begin Data records
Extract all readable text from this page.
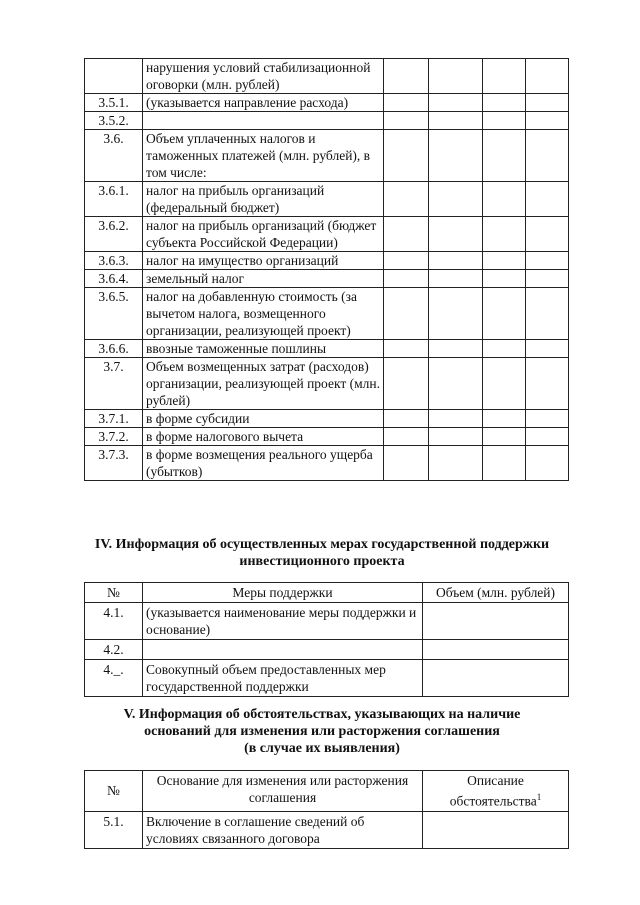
	нарушения условий стабилизационной оговорки (млн. рублей)				
3.5.1.	(указывается направление расхода)				
3.5.2.					
3.6.	Объем уплаченных налогов и таможенных платежей (млн. рублей), в том числе:				
3.6.1.	налог на прибыль организаций (федеральный бюджет)				
3.6.2.	налог на прибыль организаций (бюджет субъекта Российской Федерации)				
3.6.3.	налог на имущество организаций				
3.6.4.	земельный налог				
3.6.5.	налог на добавленную стоимость (за вычетом налога, возмещенного организации, реализующей проект)				
3.6.6.	ввозные таможенные пошлины				
3.7.	Объем возмещенных затрат (расходов) организации, реализующей проект (млн. рублей)				
3.7.1.	в форме субсидии				
3.7.2.	в форме налогового вычета				
3.7.3.	в форме возмещения реального ущерба (убытков)				
IV. Информация об осуществленных мерах государственной поддержки
инвестиционного проекта
№	Меры поддержки	Объем (млн. рублей)
4.1.	(указывается наименование меры поддержки и основание)	
4.2.		
4._.	Совокупный объем предоставленных мер государственной поддержки	
V. Информация об обстоятельствах, указывающих на наличие
оснований для изменения или расторжения соглашения
(в случае их выявления)
№	Основание для изменения или расторжения соглашения	Описание обстоятельства$^1$
5.1.	Включение в соглашение сведений об условиях связанного договора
end Data records
Reproduce every record above exactly, omitting the pictures.

Extract all readable text from this page.
	нарушения условий стабилизационной оговорки (млн. рублей)				
3.5.1.	(указывается направление расхода)				
3.5.2.					
3.6.	Объем уплаченных налогов и таможенных платежей (млн. рублей), в том числе:				
3.6.1.	налог на прибыль организаций (федеральный бюджет)				
3.6.2.	налог на прибыль организаций (бюджет субъекта Российской Федерации)				
3.6.3.	налог на имущество организаций				
3.6.4.	земельный налог				
3.6.5.	налог на добавленную стоимость (за вычетом налога, возмещенного организации, реализующей проект)				
3.6.6.	ввозные таможенные пошлины				
3.7.	Объем возмещенных затрат (расходов) организации, реализующей проект (млн. рублей)				
3.7.1.	в форме субсидии				
3.7.2.	в форме налогового вычета				
3.7.3.	в форме возмещения реального ущерба (убытков)				
IV. Информация об осуществленных мерах государственной поддержки
инвестиционного проекта
№	Меры поддержки	Объем (млн. рублей)
4.1.	(указывается наименование меры поддержки и основание)	
4.2.		
4._.	Совокупный объем предоставленных мер государственной поддержки	
V. Информация об обстоятельствах, указывающих на наличие
оснований для изменения или расторжения соглашения
(в случае их выявления)
№	Основание для изменения или расторжения соглашения	Описание обстоятельства$^1$
5.1.	Включение в соглашение сведений об условиях связанного договора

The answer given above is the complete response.